_DIRECTIVE_: Copy the data that follows, character for character, minus the pictures.

_INFORMATION PROVIDED_:
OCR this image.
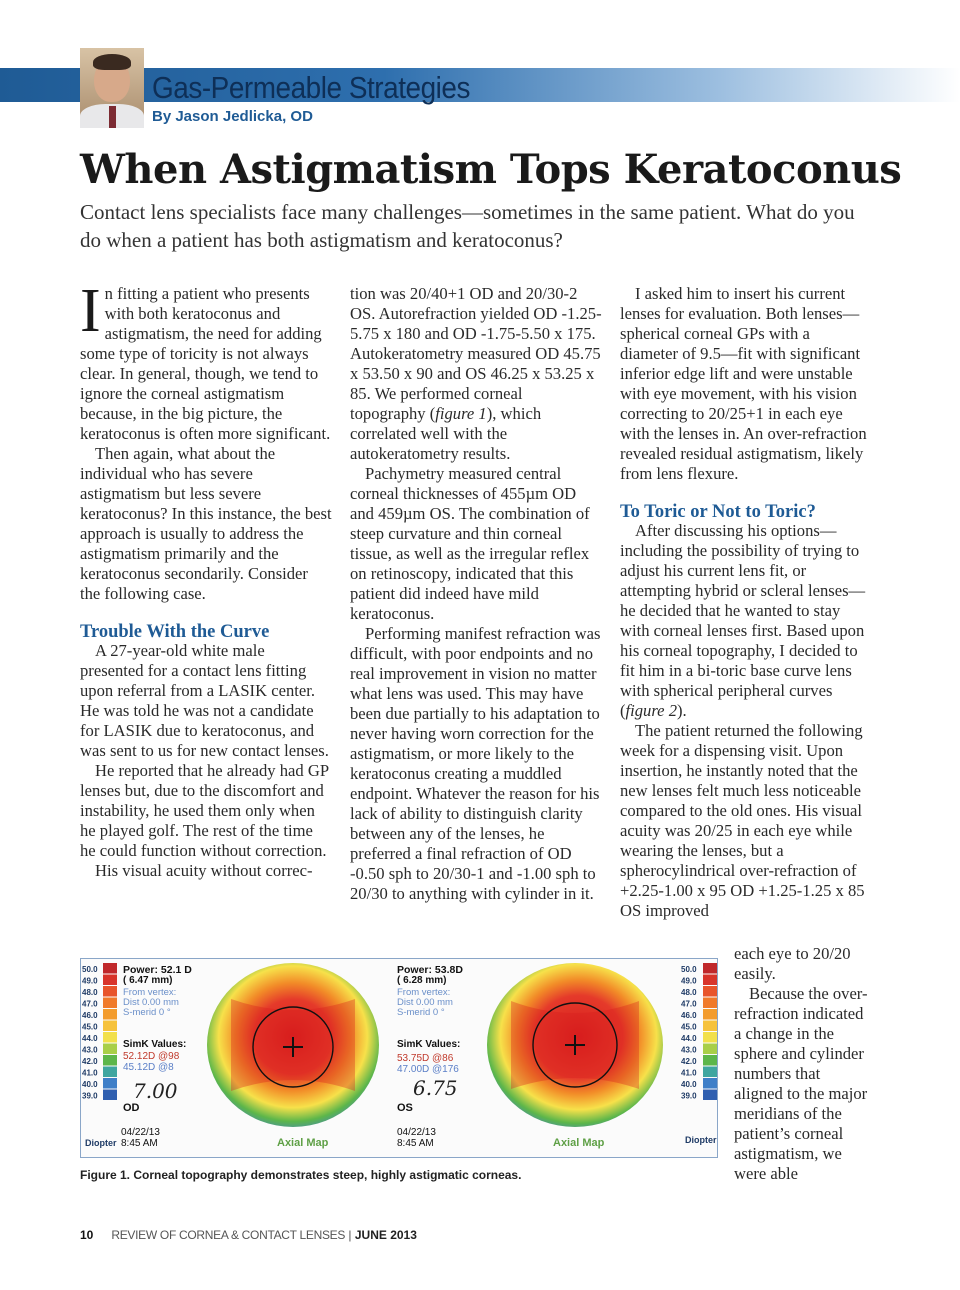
Gas-Permeable Strategies
By Jason Jedlicka, OD
When Astigmatism Tops Keratoconus

Contact lens specialists face many challenges—sometimes in the same patient. What do you do when a patient has both astigmatism and keratoconus?

In fitting a patient who presents with both keratoconus and astigmatism, the need for adding some type of toricity is not always clear. In general, though, we tend to ignore the corneal astigmatism because, in the big picture, the keratoconus is often more significant.

Then again, what about the individual who has severe astigmatism but less severe keratoconus? In this instance, the best approach is usually to address the astigmatism primarily and the keratoconus secondarily. Consider the following case.

Trouble With the Curve

A 27-year-old white male presented for a contact lens fitting upon referral from a LASIK center. He was told he was not a candidate for LASIK due to keratoconus, and was sent to us for new contact lenses.

He reported that he already had GP lenses but, due to the discomfort and instability, he used them only when he played golf. The rest of the time he could function without correction.

His visual acuity without correc-

tion was 20/40+1 OD and 20/30-2 OS. Autorefraction yielded OD -1.25-5.75 x 180 and OD -1.75-5.50 x 175. Autokeratometry measured OD 45.75 x 53.50 x 90 and OS 46.25 x 53.25 x 85. We performed corneal topography (figure 1), which correlated well with the autokeratometry results.

Pachymetry measured central corneal thicknesses of 455µm OD and 459µm OS. The combination of steep curvature and thin corneal tissue, as well as the irregular reflex on retinoscopy, indicated that this patient did indeed have mild keratoconus.

Performing manifest refraction was difficult, with poor endpoints and no real improvement in vision no matter what lens was used. This may have been due partially to his adaptation to never having worn correction for the astigmatism, or more likely to the keratoconus creating a muddled endpoint. Whatever the reason for his lack of ability to distinguish clarity between any of the lenses, he preferred a final refraction of OD -0.50 sph to 20/30-1 and -1.00 sph to 20/30 to anything with cylinder in it.

I asked him to insert his current lenses for evaluation. Both lenses—spherical corneal GPs with a diameter of 9.5—fit with significant inferior edge lift and were unstable with eye movement, with his vision correcting to 20/25+1 in each eye with the lenses in. An over-refraction revealed residual astigmatism, likely from lens flexure.

To Toric or Not to Toric?

After discussing his options—including the possibility of trying to adjust his current lens fit, or attempting hybrid or scleral lenses—he decided that he wanted to stay with corneal lenses first. Based upon his corneal topography, I decided to fit him in a bi-toric base curve lens with spherical peripheral curves (figure 2).

The patient returned the following week for a dispensing visit. Upon insertion, he instantly noted that the new lenses felt much less noticeable compared to the old ones. His visual acuity was 20/25 in each eye while wearing the lenses, but a spherocylindrical over-refraction of +2.25-1.00 x 95 OD +1.25-1.25 x 85 OS improved

each eye to 20/20 easily.

Because the over-refraction indicated a change in the sphere and cylinder numbers that aligned to the major meridians of the patient’s corneal astigmatism, we were able

50.0
49.0
48.0
47.0
46.0
45.0
44.0
43.0
42.0
41.0
40.0
39.0
Diopter
50.0
49.0
48.0
47.0
46.0
45.0
44.0
43.0
42.0
41.0
40.0
39.0
Diopter
Power: 52.1 D
( 6.47 mm)
From vertex:
Dist 0.00 mm
S-merid 0 °
SimK Values:
52.12D @98
45.12D @8
7.00
OD
04/22/13
8:45 AM	Axial Map
Power: 53.8D
( 6.28 mm)
From vertex:
Dist 0.00 mm
S-merid 0 °
SimK Values:
53.75D @86
47.00D @176
6.75
OS
04/22/13
8:45 AM	Axial Map
Figure 1. Corneal topography demonstrates steep, highly astigmatic corneas.
10 REVIEW OF CORNEA & CONTACT LENSES | JUNE 2013
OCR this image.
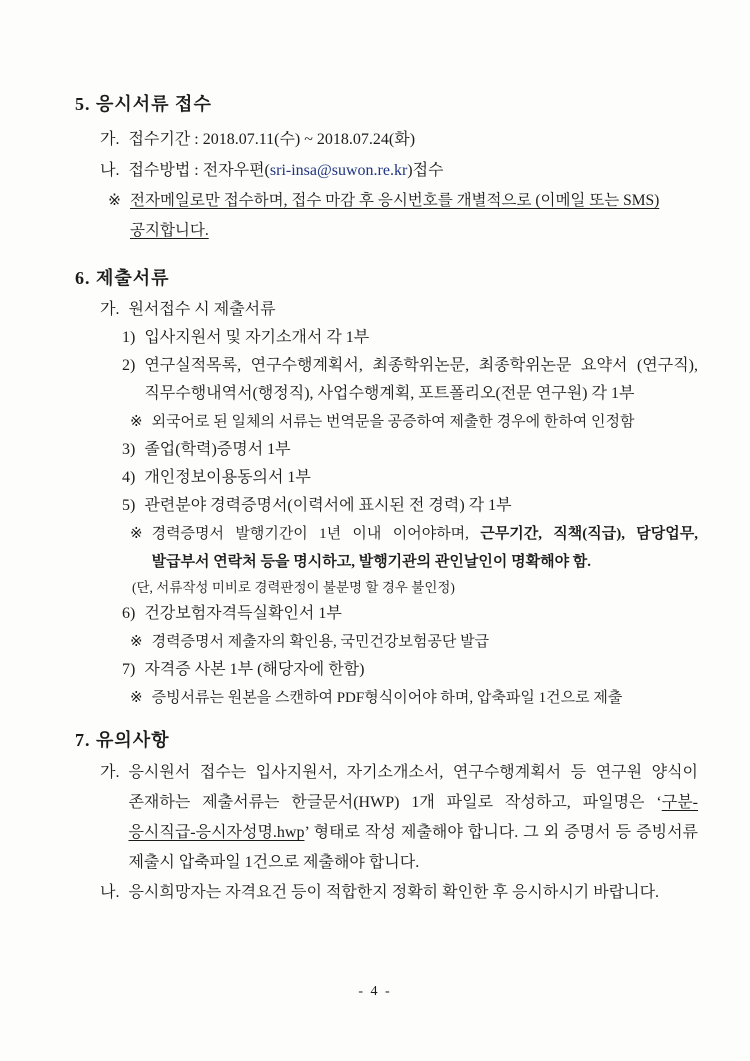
5. 응시서류 접수
가. 접수기간 : 2018.07.11(수) ~ 2018.07.24(화)
나. 접수방법 : 전자우편(sri-insa@suwon.re.kr)접수
※ 전자메일로만 접수하며, 접수 마감 후 응시번호를 개별적으로 (이메일 또는 SMS)
공지합니다.
6. 제출서류
가. 원서접수 시 제출서류
1) 입사지원서 및 자기소개서 각 1부
2) 연구실적목록, 연구수행계획서, 최종학위논문, 최종학위논문 요약서 (연구직), 직무수행내역서(행정직), 사업수행계획, 포트폴리오(전문 연구원) 각 1부
※ 외국어로 된 일체의 서류는 번역문을 공증하여 제출한 경우에 한하여 인정함
3) 졸업(학력)증명서 1부
4) 개인정보이용동의서 1부
5) 관련분야 경력증명서(이력서에 표시된 전 경력) 각 1부
※ 경력증명서 발행기간이 1년 이내 이어야하며, 근무기간, 직책(직급), 담당업무, 발급부서 연락처 등을 명시하고, 발행기관의 관인날인이 명확해야 함.
(단, 서류작성 미비로 경력판정이 불분명 할 경우 불인정)
6) 건강보험자격득실확인서 1부
※ 경력증명서 제출자의 확인용, 국민건강보험공단 발급
7) 자격증 사본 1부 (해당자에 한함)
※ 증빙서류는 원본을 스캔하여 PDF형식이어야 하며, 압축파일 1건으로 제출
7. 유의사항
가. 응시원서 접수는 입사지원서, 자기소개소서, 연구수행계획서 등 연구원 양식이 존재하는 제출서류는 한글문서(HWP) 1개 파일로 작성하고, 파일명은 ‘구분-응시직급-응시자성명.hwp’ 형태로 작성 제출해야 합니다. 그 외 증명서 등 증빙서류 제출시 압축파일 1건으로 제출해야 합니다.
나. 응시희망자는 자격요건 등이 적합한지 정확히 확인한 후 응시하시기 바랍니다.
- 4 -
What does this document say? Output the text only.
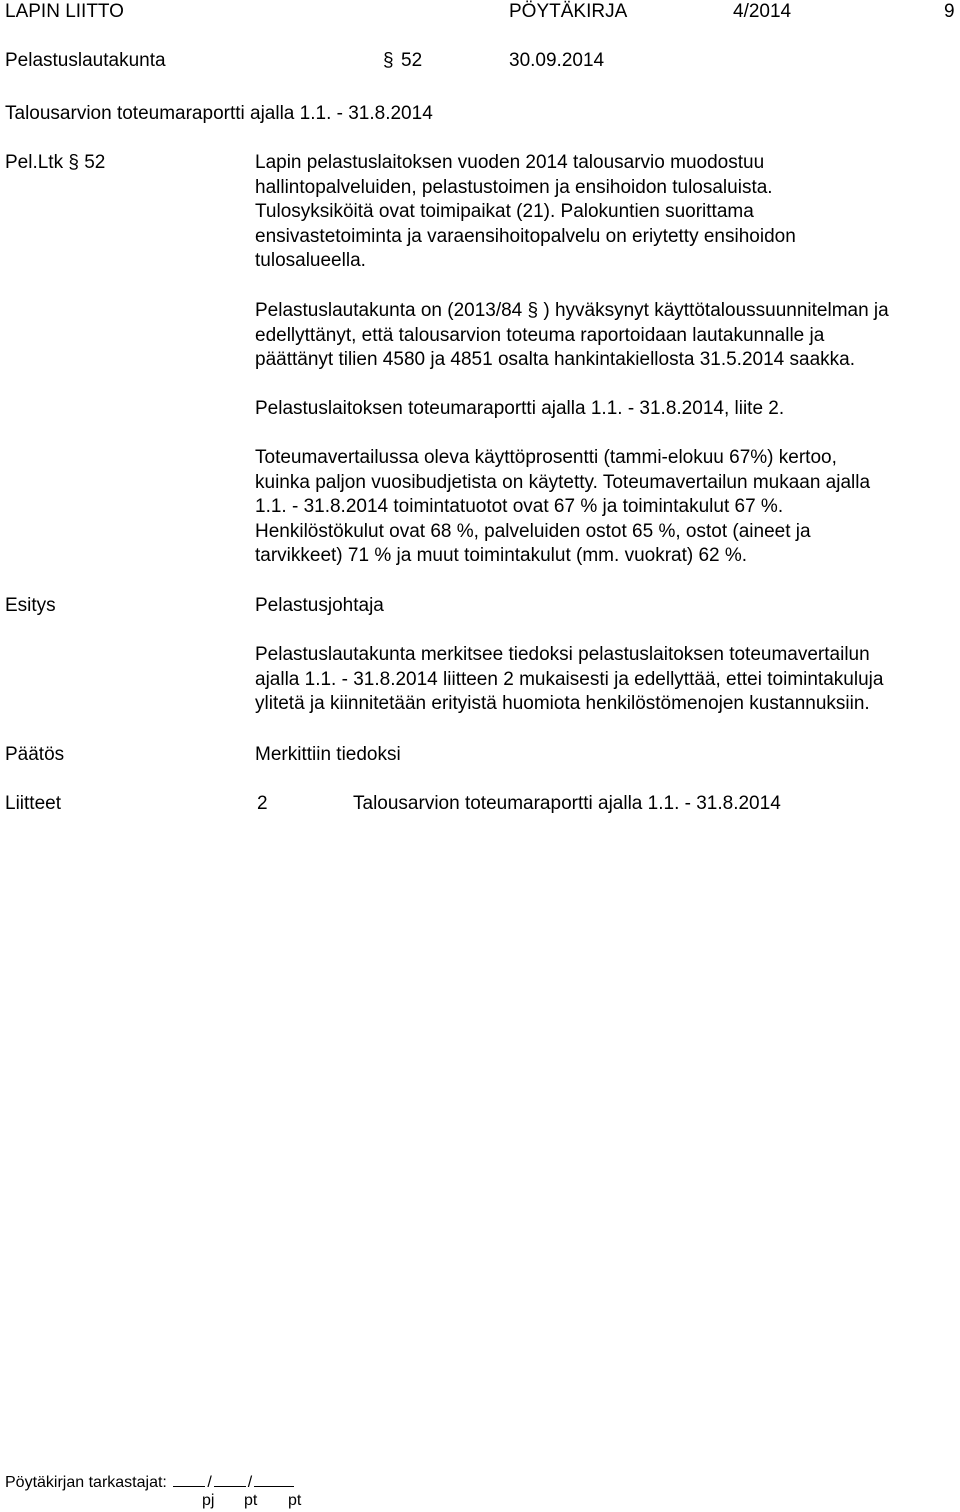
LAPIN LIITTO	PÖYTÄKIRJA	4/2014	9
Pelastuslautakunta	§ 52	30.09.2014
Talousarvion toteumaraportti ajalla 1.1. - 31.8.2014
Pel.Ltk § 52	Lapin pelastuslaitoksen vuoden 2014 talousarvio muodostuu
hallintopalveluiden, pelastustoimen ja ensihoidon tulosaluista.
Tulosyksiköitä ovat toimipaikat (21). Palokuntien suorittama
ensivastetoiminta ja varaensihoitopalvelu on eriytetty ensihoidon
tulosalueella.
Pelastuslautakunta on (2013/84 § ) hyväksynyt käyttötaloussuunnitelman ja
edellyttänyt, että talousarvion toteuma raportoidaan lautakunnalle ja
päättänyt tilien 4580 ja 4851 osalta hankintakiellosta 31.5.2014 saakka.
Pelastuslaitoksen toteumaraportti ajalla 1.1. - 31.8.2014, liite 2.
Toteumavertailussa oleva käyttöprosentti (tammi-elokuu 67%) kertoo,
kuinka paljon vuosibudjetista on käytetty. Toteumavertailun mukaan ajalla
1.1. - 31.8.2014 toimintatuotot ovat 67 % ja toimintakulut 67 %.
Henkilöstökulut ovat 68 %, palveluiden ostot 65 %, ostot (aineet ja
tarvikkeet) 71 % ja muut toimintakulut (mm. vuokrat) 62 %.
Esitys	Pelastusjohtaja
Pelastuslautakunta merkitsee tiedoksi pelastuslaitoksen toteumavertailun
ajalla 1.1. - 31.8.2014 liitteen 2 mukaisesti ja edellyttää, ettei toimintakuluja
ylitetä ja kiinnitetään erityistä huomiota henkilöstömenojen kustannuksiin.
Päätös	Merkittiin tiedoksi
Liitteet	2	Talousarvion toteumaraportti ajalla 1.1. - 31.8.2014
Pöytäkirjan tarkastajat:	/ /
pj pt pt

_RESULT_:
OCR this image.
Gas-Permeable Strategies
By Jason Jedlicka, OD
When Astigmatism Tops Keratoconus

Contact lens specialists face many challenges—sometimes in the same patient. What do you do when a patient has both astigmatism and keratoconus?

In fitting a patient who presents with both keratoconus and astigmatism, the need for adding some type of toricity is not always clear. In general, though, we tend to ignore the corneal astigmatism because, in the big picture, the keratoconus is often more significant.

Then again, what about the individual who has severe astigmatism but less severe keratoconus? In this instance, the best approach is usually to address the astigmatism primarily and the keratoconus secondarily. Consider the following case.

Trouble With the Curve

A 27-year-old white male presented for a contact lens fitting upon referral from a LASIK center. He was told he was not a candidate for LASIK due to keratoconus, and was sent to us for new contact lenses.

He reported that he already had GP lenses but, due to the discomfort and instability, he used them only when he played golf. The rest of the time he could function without correction.

His visual acuity without correc-

tion was 20/40+1 OD and 20/30-2 OS. Autorefraction yielded OD -1.25-5.75 x 180 and OD -1.75-5.50 x 175. Autokeratometry measured OD 45.75 x 53.50 x 90 and OS 46.25 x 53.25 x 85. We performed corneal topography (figure 1), which correlated well with the autokeratometry results.

Pachymetry measured central corneal thicknesses of 455µm OD and 459µm OS. The combination of steep curvature and thin corneal tissue, as well as the irregular reflex on retinoscopy, indicated that this patient did indeed have mild keratoconus.

Performing manifest refraction was difficult, with poor endpoints and no real improvement in vision no matter what lens was used. This may have been due partially to his adaptation to never having worn correction for the astigmatism, or more likely to the keratoconus creating a muddled endpoint. Whatever the reason for his lack of ability to distinguish clarity between any of the lenses, he preferred a final refraction of OD -0.50 sph to 20/30-1 and -1.00 sph to 20/30 to anything with cylinder in it.

I asked him to insert his current lenses for evaluation. Both lenses—spherical corneal GPs with a diameter of 9.5—fit with significant inferior edge lift and were unstable with eye movement, with his vision correcting to 20/25+1 in each eye with the lenses in. An over-refraction revealed residual astigmatism, likely from lens flexure.

To Toric or Not to Toric?

After discussing his options—including the possibility of trying to adjust his current lens fit, or attempting hybrid or scleral lenses—he decided that he wanted to stay with corneal lenses first. Based upon his corneal topography, I decided to fit him in a bi-toric base curve lens with spherical peripheral curves (figure 2).

The patient returned the following week for a dispensing visit. Upon insertion, he instantly noted that the new lenses felt much less noticeable compared to the old ones. His visual acuity was 20/25 in each eye while wearing the lenses, but a spherocylindrical over-refraction of +2.25-1.00 x 95 OD +1.25-1.25 x 85 OS improved

each eye to 20/20 easily.

Because the over-refraction indicated a change in the sphere and cylinder numbers that aligned to the major meridians of the patient’s corneal astigmatism, we were able

50.0
49.0
48.0
47.0
46.0
45.0
44.0
43.0
42.0
41.0
40.0
39.0
Diopter
50.0
49.0
48.0
47.0
46.0
45.0
44.0
43.0
42.0
41.0
40.0
39.0
Diopter
Power: 52.1 D
( 6.47 mm)
From vertex:
Dist 0.00 mm
S-merid 0 °
SimK Values:
52.12D @98
45.12D @8
7.00
OD
04/22/13
8:45 AM	Axial Map
Power: 53.8D
( 6.28 mm)
From vertex:
Dist 0.00 mm
S-merid 0 °
SimK Values:
53.75D @86
47.00D @176
6.75
OS
04/22/13
8:45 AM	Axial Map
Figure 1. Corneal topography demonstrates steep, highly astigmatic corneas.
10 REVIEW OF CORNEA & CONTACT LENSES | JUNE 2013
OCR this image.
5. 응시서류 접수
가. 접수기간 : 2018.07.11(수) ~ 2018.07.24(화)
나. 접수방법 : 전자우편(sri-insa@suwon.re.kr)접수
※ 전자메일로만 접수하며, 접수 마감 후 응시번호를 개별적으로 (이메일 또는 SMS)
공지합니다.
6. 제출서류
가. 원서접수 시 제출서류
1) 입사지원서 및 자기소개서 각 1부
2) 연구실적목록, 연구수행계획서, 최종학위논문, 최종학위논문 요약서 (연구직), 직무수행내역서(행정직), 사업수행계획, 포트폴리오(전문 연구원) 각 1부
※ 외국어로 된 일체의 서류는 번역문을 공증하여 제출한 경우에 한하여 인정함
3) 졸업(학력)증명서 1부
4) 개인정보이용동의서 1부
5) 관련분야 경력증명서(이력서에 표시된 전 경력) 각 1부
※ 경력증명서 발행기간이 1년 이내 이어야하며, 근무기간, 직책(직급), 담당업무, 발급부서 연락처 등을 명시하고, 발행기관의 관인날인이 명확해야 함.
(단, 서류작성 미비로 경력판정이 불분명 할 경우 불인정)
6) 건강보험자격득실확인서 1부
※ 경력증명서 제출자의 확인용, 국민건강보험공단 발급
7) 자격증 사본 1부 (해당자에 한함)
※ 증빙서류는 원본을 스캔하여 PDF형식이어야 하며, 압축파일 1건으로 제출
7. 유의사항
가. 응시원서 접수는 입사지원서, 자기소개소서, 연구수행계획서 등 연구원 양식이 존재하는 제출서류는 한글문서(HWP) 1개 파일로 작성하고, 파일명은 ‘구분-응시직급-응시자성명.hwp’ 형태로 작성 제출해야 합니다. 그 외 증명서 등 증빙서류 제출시 압축파일 1건으로 제출해야 합니다.
나. 응시희망자는 자격요건 등이 적합한지 정확히 확인한 후 응시하시기 바랍니다.
- 4 -
What does this document say? Output the text only.
LAPIN LIITTO	PÖYTÄKIRJA	4/2014	9
Pelastuslautakunta	§ 52	30.09.2014
Talousarvion toteumaraportti ajalla 1.1. - 31.8.2014
Pel.Ltk § 52	Lapin pelastuslaitoksen vuoden 2014 talousarvio muodostuu
hallintopalveluiden, pelastustoimen ja ensihoidon tulosaluista.
Tulosyksiköitä ovat toimipaikat (21). Palokuntien suorittama
ensivastetoiminta ja varaensihoitopalvelu on eriytetty ensihoidon
tulosalueella.
Pelastuslautakunta on (2013/84 § ) hyväksynyt käyttötaloussuunnitelman ja
edellyttänyt, että talousarvion toteuma raportoidaan lautakunnalle ja
päättänyt tilien 4580 ja 4851 osalta hankintakiellosta 31.5.2014 saakka.
Pelastuslaitoksen toteumaraportti ajalla 1.1. - 31.8.2014, liite 2.
Toteumavertailussa oleva käyttöprosentti (tammi-elokuu 67%) kertoo,
kuinka paljon vuosibudjetista on käytetty. Toteumavertailun mukaan ajalla
1.1. - 31.8.2014 toimintatuotot ovat 67 % ja toimintakulut 67 %.
Henkilöstökulut ovat 68 %, palveluiden ostot 65 %, ostot (aineet ja
tarvikkeet) 71 % ja muut toimintakulut (mm. vuokrat) 62 %.
Esitys	Pelastusjohtaja
Pelastuslautakunta merkitsee tiedoksi pelastuslaitoksen toteumavertailun
ajalla 1.1. - 31.8.2014 liitteen 2 mukaisesti ja edellyttää, ettei toimintakuluja
ylitetä ja kiinnitetään erityistä huomiota henkilöstömenojen kustannuksiin.
Päätös	Merkittiin tiedoksi
Liitteet	2	Talousarvion toteumaraportti ajalla 1.1. - 31.8.2014
Pöytäkirjan tarkastajat:	/ /
pj pt pt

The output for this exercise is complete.